**Challenge**
Each line containing the word "kind" must be reported.

**Data in this exercise**
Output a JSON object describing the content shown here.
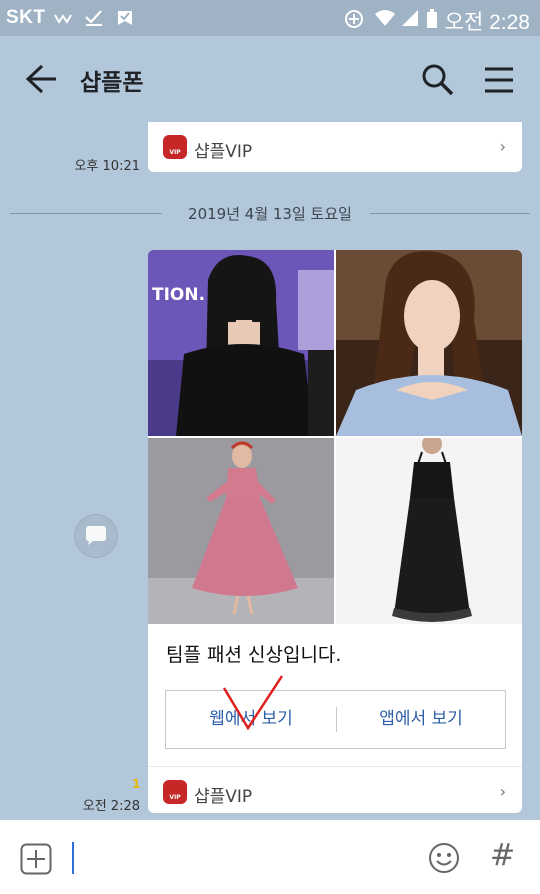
{
  "status_bar": {
    "carrier": "SKT",
    "time": "오전 2:28"
  },
  "app_bar": {
    "title": "샵플폰"
  },
  "chat": {
    "prev_card": {
      "sender": "샵플VIP",
      "logo_text": "VIP",
      "time": "오후 10:21"
    },
    "date_separator": "2019년 4월 13일 토요일",
    "message": {
      "text": "팀플 패션 신상입니다.",
      "buttons": [
        "웹에서 보기",
        "앱에서 보기"
      ],
      "sender": "샵플VIP",
      "logo_text": "VIP",
      "unread_count": "1",
      "time": "오전 2:28",
      "photos": [
        {
          "desc": "woman-black-offshoulder-dress"
        },
        {
          "desc": "woman-blue-offshoulder-top"
        },
        {
          "desc": "pink-lace-dress-model"
        },
        {
          "desc": "black-slip-dress"
        }
      ]
    }
  },
  "colors": {
    "chat_bg": "#b2c7da",
    "link_blue": "#2f5fa8",
    "annotation_red": "#e01e1e"
  }
}
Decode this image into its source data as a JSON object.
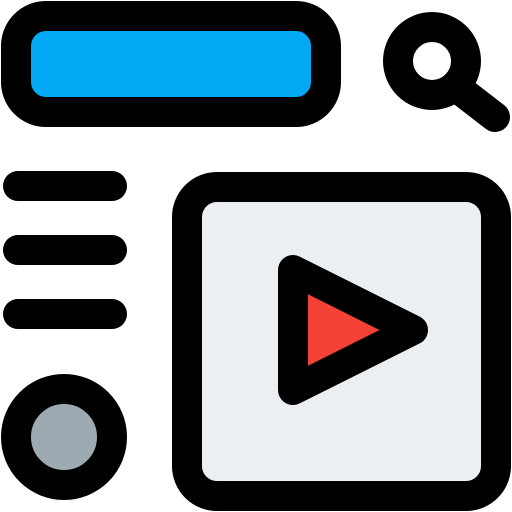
{
  "icon": {
    "name": "video-search-webpage-icon",
    "colors": {
      "outline": "#000000",
      "search_bar_fill": "#03A9F4",
      "player_fill": "#ECEFF1",
      "play_triangle_fill": "#F44336",
      "avatar_fill": "#9EAAB1",
      "background": "#FFFFFF"
    },
    "parts": [
      "search-bar",
      "magnifier-icon",
      "menu-lines",
      "video-player",
      "play-icon",
      "avatar-circle"
    ]
  }
}
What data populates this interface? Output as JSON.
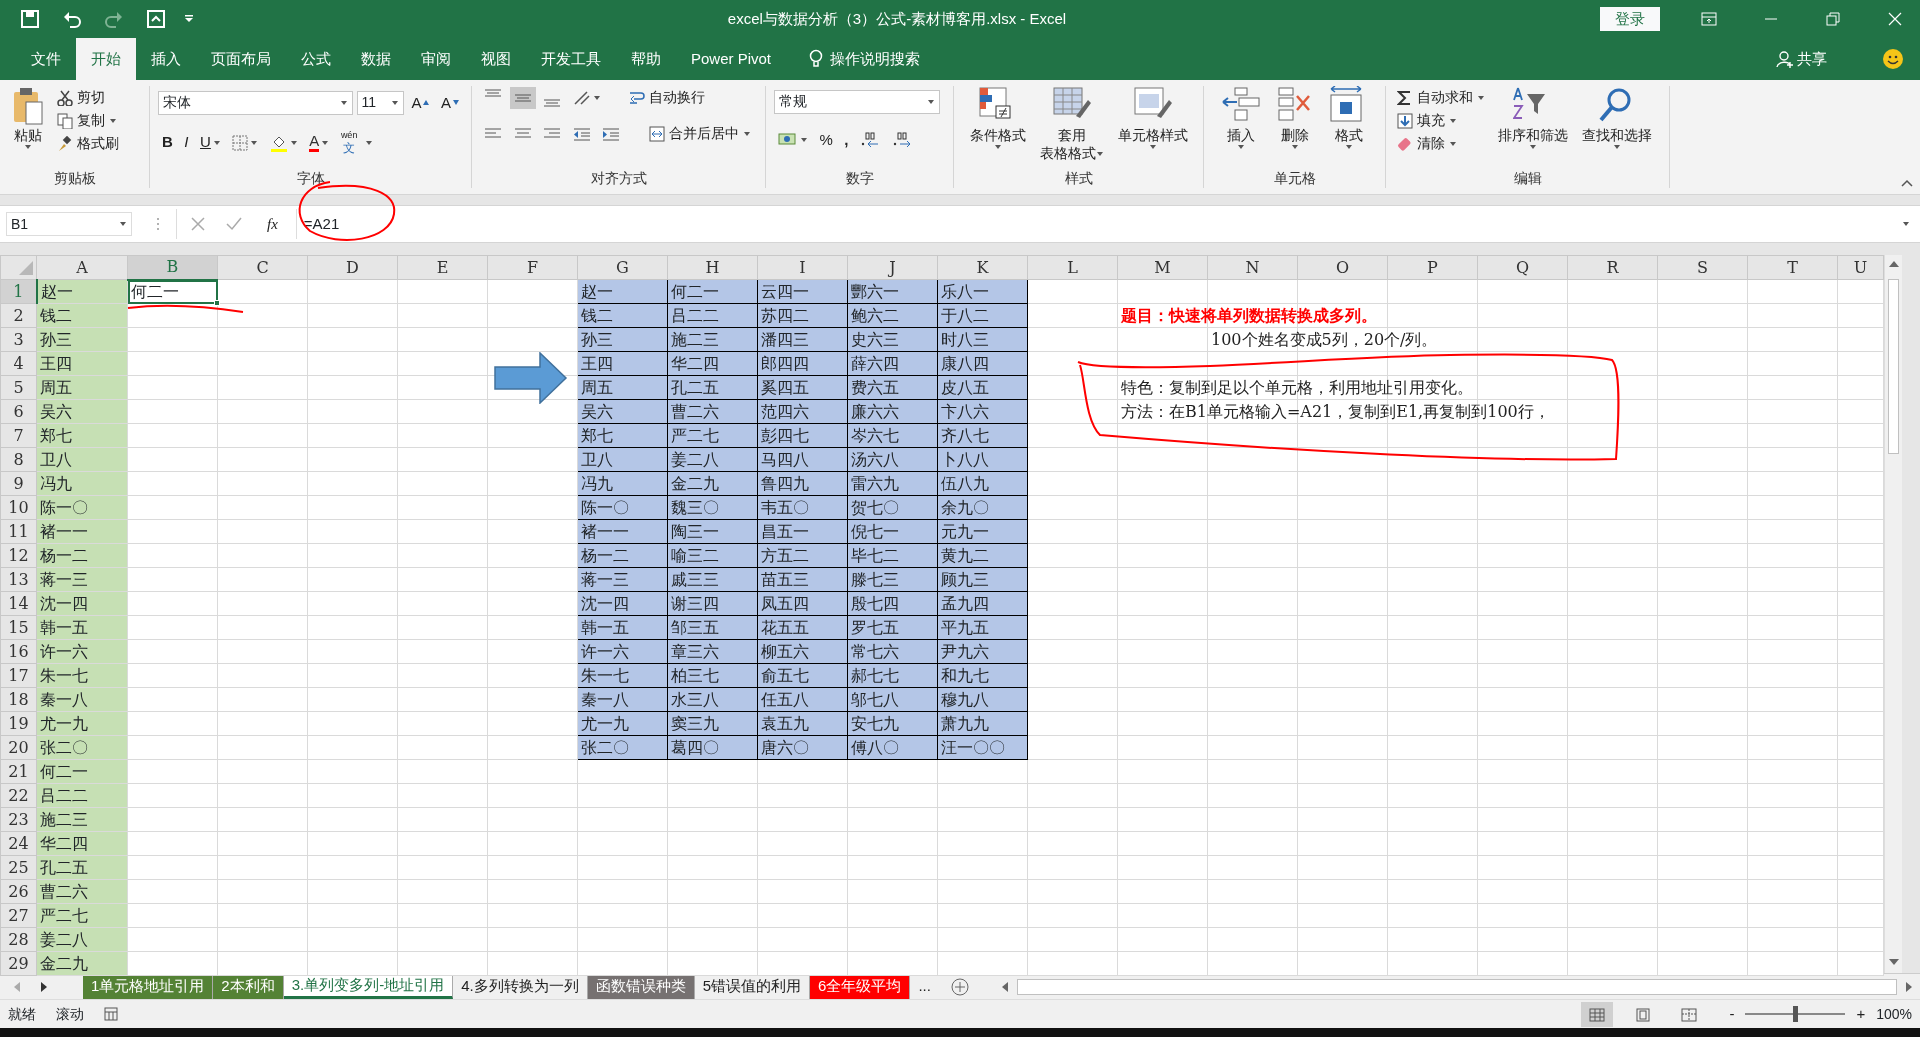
{
  "window": {
    "title": "excel与数据分析（3）公式-素材博客用.xlsx  -  Excel",
    "login": "登录"
  },
  "quick_access": [
    {
      "disabled": false
    },
    {
      "disabled": false
    },
    {
      "disabled": true
    },
    {
      "disabled": false
    }
  ],
  "menu_tabs": [
    {
      "label": "文件",
      "selected": false
    },
    {
      "label": "开始",
      "selected": true
    },
    {
      "label": "插入",
      "selected": false
    },
    {
      "label": "页面布局",
      "selected": false
    },
    {
      "label": "公式",
      "selected": false
    },
    {
      "label": "数据",
      "selected": false
    },
    {
      "label": "审阅",
      "selected": false
    },
    {
      "label": "视图",
      "selected": false
    },
    {
      "label": "开发工具",
      "selected": false
    },
    {
      "label": "帮助",
      "selected": false
    },
    {
      "label": "Power Pivot",
      "selected": false
    }
  ],
  "tell_me": "操作说明搜索",
  "share": "共享",
  "ribbon": [
    {
      "kind": "clipboard",
      "label": "剪贴板",
      "paste": "粘贴",
      "small": [
        "剪切",
        "复制",
        "格式刷"
      ]
    },
    {
      "kind": "font",
      "label": "字体",
      "font_name": "宋体",
      "font_size": "11",
      "size_buttons": [
        "A",
        "A"
      ],
      "style_buttons": [
        "B",
        "I",
        "U"
      ],
      "font_color": "A",
      "phonetic": {
        "ruby": "wén",
        "char": "文"
      }
    },
    {
      "kind": "alignment",
      "label": "对齐方式",
      "vertical_align": [
        {
          "selected": false
        },
        {
          "selected": true
        },
        {
          "selected": false
        }
      ],
      "wrap": "自动换行",
      "merge": "合并后居中"
    },
    {
      "kind": "number",
      "label": "数字",
      "format": "常规",
      "percent": "%",
      "comma": ","
    },
    {
      "kind": "large_buttons",
      "label": "样式",
      "items": [
        {
          "lines": [
            "条件格式"
          ]
        },
        {
          "lines": [
            "套用",
            "表格格式"
          ]
        },
        {
          "lines": [
            "单元格样式"
          ]
        }
      ]
    },
    {
      "kind": "large_buttons",
      "label": "单元格",
      "items": [
        {
          "lines": [
            "插入"
          ]
        },
        {
          "lines": [
            "删除"
          ]
        },
        {
          "lines": [
            "格式"
          ]
        }
      ]
    },
    {
      "kind": "editing",
      "label": "编辑",
      "small": [
        "自动求和",
        "填充",
        "清除"
      ],
      "large": [
        {
          "lines": [
            "排序和筛选"
          ]
        },
        {
          "lines": [
            "查找和选择"
          ]
        }
      ]
    }
  ],
  "formula_bar": {
    "name_box": "B1",
    "fx": "fx",
    "formula": "=A21"
  },
  "column_headers": [
    {
      "label": "A",
      "selected": false
    },
    {
      "label": "B",
      "selected": true
    },
    {
      "label": "C",
      "selected": false
    },
    {
      "label": "D",
      "selected": false
    },
    {
      "label": "E",
      "selected": false
    },
    {
      "label": "F",
      "selected": false
    },
    {
      "label": "G",
      "selected": false
    },
    {
      "label": "H",
      "selected": false
    },
    {
      "label": "I",
      "selected": false
    },
    {
      "label": "J",
      "selected": false
    },
    {
      "label": "K",
      "selected": false
    },
    {
      "label": "L",
      "selected": false
    },
    {
      "label": "M",
      "selected": false
    },
    {
      "label": "N",
      "selected": false
    },
    {
      "label": "O",
      "selected": false
    },
    {
      "label": "P",
      "selected": false
    },
    {
      "label": "Q",
      "selected": false
    },
    {
      "label": "R",
      "selected": false
    },
    {
      "label": "S",
      "selected": false
    },
    {
      "label": "T",
      "selected": false
    },
    {
      "label": "U",
      "selected": false
    }
  ],
  "row_headers": [
    {
      "label": "1",
      "selected": true
    },
    {
      "label": "2",
      "selected": false
    },
    {
      "label": "3",
      "selected": false
    },
    {
      "label": "4",
      "selected": false
    },
    {
      "label": "5",
      "selected": false
    },
    {
      "label": "6",
      "selected": false
    },
    {
      "label": "7",
      "selected": false
    },
    {
      "label": "8",
      "selected": false
    },
    {
      "label": "9",
      "selected": false
    },
    {
      "label": "10",
      "selected": false
    },
    {
      "label": "11",
      "selected": false
    },
    {
      "label": "12",
      "selected": false
    },
    {
      "label": "13",
      "selected": false
    },
    {
      "label": "14",
      "selected": false
    },
    {
      "label": "15",
      "selected": false
    },
    {
      "label": "16",
      "selected": false
    },
    {
      "label": "17",
      "selected": false
    },
    {
      "label": "18",
      "selected": false
    },
    {
      "label": "19",
      "selected": false
    },
    {
      "label": "20",
      "selected": false
    },
    {
      "label": "21",
      "selected": false
    },
    {
      "label": "22",
      "selected": false
    },
    {
      "label": "23",
      "selected": false
    },
    {
      "label": "24",
      "selected": false
    },
    {
      "label": "25",
      "selected": false
    },
    {
      "label": "26",
      "selected": false
    },
    {
      "label": "27",
      "selected": false
    },
    {
      "label": "28",
      "selected": false
    },
    {
      "label": "29",
      "selected": false
    }
  ],
  "column_a": [
    "赵一",
    "钱二",
    "孙三",
    "王四",
    "周五",
    "吴六",
    "郑七",
    "卫八",
    "冯九",
    "陈一〇",
    "褚一一",
    "杨一二",
    "蒋一三",
    "沈一四",
    "韩一五",
    "许一六",
    "朱一七",
    "秦一八",
    "尤一九",
    "张二〇",
    "何二一",
    "吕二二",
    "施二三",
    "华二四",
    "孔二五",
    "曹二六",
    "严二七",
    "姜二八",
    "金二九"
  ],
  "column_b": [
    {
      "text": "何二一",
      "selected": true
    }
  ],
  "result_block": [
    [
      "赵一",
      "何二一",
      "云四一",
      "酆六一",
      "乐八一"
    ],
    [
      "钱二",
      "吕二二",
      "苏四二",
      "鲍六二",
      "于八二"
    ],
    [
      "孙三",
      "施二三",
      "潘四三",
      "史六三",
      "时八三"
    ],
    [
      "王四",
      "华二四",
      "郎四四",
      "薛六四",
      "康八四"
    ],
    [
      "周五",
      "孔二五",
      "奚四五",
      "费六五",
      "皮八五"
    ],
    [
      "吴六",
      "曹二六",
      "范四六",
      "廉六六",
      "卞八六"
    ],
    [
      "郑七",
      "严二七",
      "彭四七",
      "岑六七",
      "齐八七"
    ],
    [
      "卫八",
      "姜二八",
      "马四八",
      "汤六八",
      "卜八八"
    ],
    [
      "冯九",
      "金二九",
      "鲁四九",
      "雷六九",
      "伍八九"
    ],
    [
      "陈一〇",
      "魏三〇",
      "韦五〇",
      "贺七〇",
      "余九〇"
    ],
    [
      "褚一一",
      "陶三一",
      "昌五一",
      "倪七一",
      "元九一"
    ],
    [
      "杨一二",
      "喻三二",
      "方五二",
      "毕七二",
      "黄九二"
    ],
    [
      "蒋一三",
      "戚三三",
      "苗五三",
      "滕七三",
      "顾九三"
    ],
    [
      "沈一四",
      "谢三四",
      "凤五四",
      "殷七四",
      "孟九四"
    ],
    [
      "韩一五",
      "邹三五",
      "花五五",
      "罗七五",
      "平九五"
    ],
    [
      "许一六",
      "章三六",
      "柳五六",
      "常七六",
      "尹九六"
    ],
    [
      "朱一七",
      "柏三七",
      "俞五七",
      "郝七七",
      "和九七"
    ],
    [
      "秦一八",
      "水三八",
      "任五八",
      "邬七八",
      "穆九八"
    ],
    [
      "尤一九",
      "窦三九",
      "袁五九",
      "安七九",
      "萧九九"
    ],
    [
      "张二〇",
      "葛四〇",
      "唐六〇",
      "傅八〇",
      "汪一〇〇"
    ]
  ],
  "notes": [
    {
      "kind": "title",
      "text": "题目：快速将单列数据转换成多列。"
    },
    {
      "kind": "subtitle",
      "text": "100个姓名变成5列，20个/列。"
    },
    {
      "kind": "body",
      "text": "特色：复制到足以个单元格，利用地址引用变化。"
    },
    {
      "kind": "body",
      "text": "方法：在B1单元格输入=A21，复制到E1,再复制到100行，"
    }
  ],
  "sheet_tabs": [
    {
      "label": "1单元格地址引用",
      "selected": false,
      "color": "#548235"
    },
    {
      "label": "2本利和",
      "selected": false,
      "color": "#548235"
    },
    {
      "label": "3.单列变多列-地址引用",
      "selected": true
    },
    {
      "label": "4.多列转换为一列",
      "selected": false
    },
    {
      "label": "函数错误种类",
      "selected": false,
      "color": "#767171"
    },
    {
      "label": "5错误值的利用",
      "selected": false
    },
    {
      "label": "6全年级平均",
      "selected": false,
      "color": "#ff0000"
    }
  ],
  "sheet_more": "...",
  "status_bar": {
    "ready": "就绪",
    "scroll": "滚动",
    "views": [
      {
        "selected": true
      },
      {
        "selected": false
      },
      {
        "selected": false
      }
    ],
    "zoom_out": "-",
    "zoom_in": "+",
    "zoom": {
      "level": 0.5
    },
    "zoom_text": "100%"
  }
}
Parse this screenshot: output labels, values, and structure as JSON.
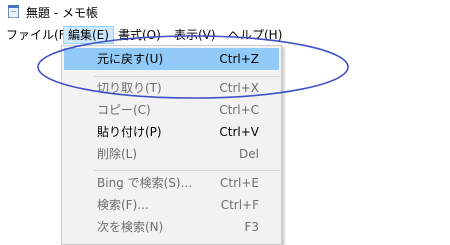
{
  "window": {
    "title": "無題 - メモ帳"
  },
  "menubar": [
    {
      "label": "ファイル(F)"
    },
    {
      "label": "編集(E)"
    },
    {
      "label": "書式(O)"
    },
    {
      "label": "表示(V)"
    },
    {
      "label": "ヘルプ(H)"
    }
  ],
  "edit_menu": [
    {
      "label": "元に戻す(U)",
      "shortcut": "Ctrl+Z",
      "enabled": true,
      "highlighted": true
    },
    {
      "label": "切り取り(T)",
      "shortcut": "Ctrl+X",
      "enabled": false
    },
    {
      "label": "コピー(C)",
      "shortcut": "Ctrl+C",
      "enabled": false
    },
    {
      "label": "貼り付け(P)",
      "shortcut": "Ctrl+V",
      "enabled": true
    },
    {
      "label": "削除(L)",
      "shortcut": "Del",
      "enabled": false
    },
    {
      "label": "Bing で検索(S)...",
      "shortcut": "Ctrl+E",
      "enabled": false
    },
    {
      "label": "検索(F)...",
      "shortcut": "Ctrl+F",
      "enabled": false
    },
    {
      "label": "次を検索(N)",
      "shortcut": "F3",
      "enabled": false
    }
  ],
  "colors": {
    "highlight": "#91c9f7",
    "active_menu": "#cce8ff",
    "annotation": "#3f51c6",
    "disabled_text": "#6d6d6d"
  }
}
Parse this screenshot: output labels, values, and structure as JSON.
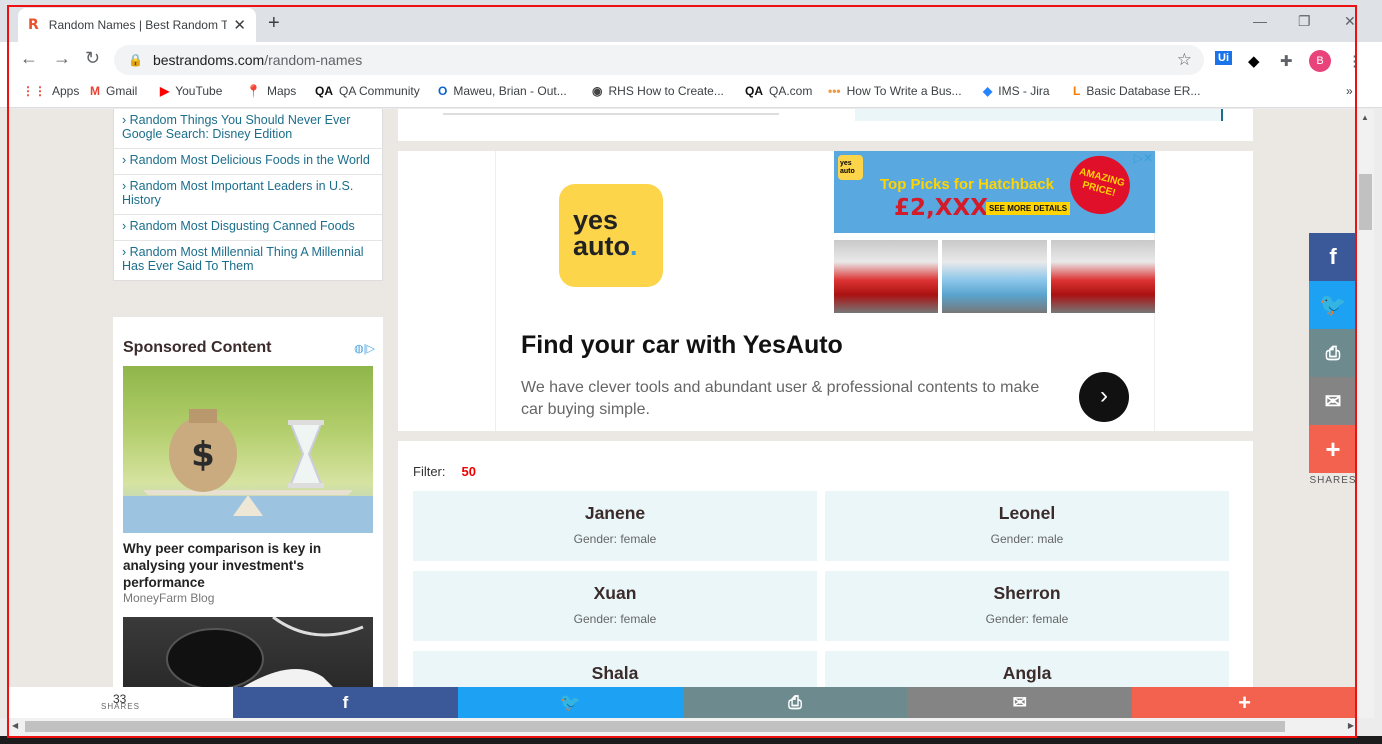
{
  "browser": {
    "tab_title": "Random Names | Best Random T",
    "tab_favicon": "R",
    "url_domain": "bestrandoms.com",
    "url_path": "/random-names",
    "bookmarks": [
      "Apps",
      "Gmail",
      "YouTube",
      "Maps",
      "QA Community",
      "Maweu, Brian - Out...",
      "RHS How to Create...",
      "QA.com",
      "How To Write a Bus...",
      "IMS - Jira",
      "Basic Database ER..."
    ],
    "profile_initial": "B"
  },
  "sidebar_links": [
    "› Random Things You Should Never Ever Google Search: Disney Edition",
    "› Random Most Delicious Foods in the World",
    "› Random Most Important Leaders in U.S. History",
    "› Random Most Disgusting Canned Foods",
    "› Random Most Millennial Thing A Millennial Has Ever Said To Them"
  ],
  "sponsored": {
    "heading": "Sponsored Content",
    "article_title": "Why peer comparison is key in analysing your investment's performance",
    "article_source": "MoneyFarm Blog"
  },
  "ad": {
    "logo_line1": "yes",
    "logo_line2": "auto",
    "banner_headline": "Top Picks for Hatchback",
    "banner_price": "£2,XXX",
    "banner_button": "SEE MORE DETAILS",
    "banner_burst": "AMAZING PRICE!",
    "title": "Find your car with YesAuto",
    "description": "We have clever tools and abundant user & professional contents to make car buying simple."
  },
  "names": {
    "filter_label": "Filter:",
    "filter_value": "50",
    "items": [
      {
        "name": "Janene",
        "gender": "Gender: female"
      },
      {
        "name": "Leonel",
        "gender": "Gender: male"
      },
      {
        "name": "Xuan",
        "gender": "Gender: female"
      },
      {
        "name": "Sherron",
        "gender": "Gender: female"
      },
      {
        "name": "Shala",
        "gender": ""
      },
      {
        "name": "Angla",
        "gender": ""
      }
    ]
  },
  "share": {
    "count": "33",
    "label": "SHARES",
    "colors": {
      "facebook": "#3b5998",
      "twitter": "#1da1f2",
      "print": "#6d8b8f",
      "email": "#848484",
      "more": "#f2624f"
    }
  }
}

**Exercise result**
      "kind": "clipboard",
      "kind": "font",
      "kind": "alignment",
      "kind": "number",
      "kind": "large_buttons",
      "kind": "large_buttons",
      "kind": "editing",
      "kind": "title",
      "kind": "subtitle",
      "kind": "body",
      "kind": "body",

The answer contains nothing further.